▸ PAGE TEXT
— BEGIN —

But color alone is only half the story.

A hue fully reveals its character when it interacts with a surface that carries light, absorbs shadow, and expresses depth. This is where lime plasters—materials that have been used since antiquity—powerfully reshape the way we perceive contemporary colors.

Colors like Benjamin Moore’s Silhouette, already rich and complex as a paint, take on an entirely new identity when applied as Meoded’s Stucco Lamundo or Marmorino Tintoretto.

Silhouette is beautiful on a paint deck: moody charcoal softened by plum undertones, sophisticated without feeling cold, dramatic without collapsing into black. But when translated into lime plaster, its behavior transforms. The interaction between pigment, mineral texture, and light introduces dimension that paint simply cannot achieve.

With Stucco Lamundo, a high-gloss Venetian plaster, the color evolves into something almost stone-like. Light grazes the polished surface and reveals micro-variations in tone—pockets of deeper shadow, ribbons of unexpected warmth, and a luminous satin movement that shifts throughout the day. The finish feels architectural, sculptural, and atmospheric, as if the color has been pulled from carved basalt or burnished marble rather than created in a can.

— END —

▸ ENTRIES PROVIDED

— BEGIN —

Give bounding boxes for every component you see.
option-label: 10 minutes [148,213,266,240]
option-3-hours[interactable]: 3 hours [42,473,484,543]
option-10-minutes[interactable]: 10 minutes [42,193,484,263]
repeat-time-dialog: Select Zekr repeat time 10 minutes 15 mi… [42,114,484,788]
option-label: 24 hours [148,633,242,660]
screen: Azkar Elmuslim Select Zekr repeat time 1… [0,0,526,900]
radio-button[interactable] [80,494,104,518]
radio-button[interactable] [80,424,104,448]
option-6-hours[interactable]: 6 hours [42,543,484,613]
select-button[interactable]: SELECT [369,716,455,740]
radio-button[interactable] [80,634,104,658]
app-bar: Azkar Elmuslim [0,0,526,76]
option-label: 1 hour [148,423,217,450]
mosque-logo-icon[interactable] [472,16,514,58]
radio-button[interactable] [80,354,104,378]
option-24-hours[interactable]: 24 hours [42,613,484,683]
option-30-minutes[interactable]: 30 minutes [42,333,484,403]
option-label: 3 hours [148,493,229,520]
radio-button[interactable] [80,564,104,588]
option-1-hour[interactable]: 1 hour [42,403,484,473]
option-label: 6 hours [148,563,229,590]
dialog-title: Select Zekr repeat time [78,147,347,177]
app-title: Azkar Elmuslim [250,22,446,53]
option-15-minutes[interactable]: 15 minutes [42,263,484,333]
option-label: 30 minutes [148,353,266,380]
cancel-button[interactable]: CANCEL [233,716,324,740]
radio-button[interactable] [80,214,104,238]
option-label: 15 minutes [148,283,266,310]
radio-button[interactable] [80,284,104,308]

— END —

▸ PROBLEMS TO WORK ON
• 1. Answer these about the lime plaster and color text:
(a) Which Benjamin Moore color does the text discuss?
(b) What undertones soften that color's charcoal?
(c) What kind of plaster is Stucco Lamundo?
• 2. Carry on the lime plaster and color text from its last sentence.

▸ ANSWERS
• 1.
(a) Silhouette
(b) Plum undertones
(c) A high-gloss Venetian plaster

• 2.
With Marmorino Tintoretto, the finish becomes matte, velvety, and quietly enveloping. Silhouette’s undertones soften; its coolness warms; its depth expands. Because Tintoretto diffuses light rather than reflecting it, the color reads with a suede-like softness—warmer, more cultural, more rooted in place. A hue that might feel “painted” on drywall becomes a surface with soul.

This is the essential distinction: lime plaster does not merely display color—it interprets it.
It gives today’s influential hues the gift of movement, texture, and the subtle irregularities that make a color feel lived-in, timeless, and materially grounded.

Benjamin Moore may set the palette for the moment, but lime plaster provides the texture of the millenia—a medium that connects contemporary design to centuries of craftsmanship.

In a design climate increasingly focused on sensory experience, material honesty, and timelessness, Meoded plasters offer a way to take an annual trend and anchor it in something enduring, architectural, and emotionally resonant.

If you’d like to explore how colors like Silhouette translate into Stucco Lamundo or Marmorino Tintoretto, our Specifier Concierge team can prepare custom samples for your next project.

Hoping you find your finish.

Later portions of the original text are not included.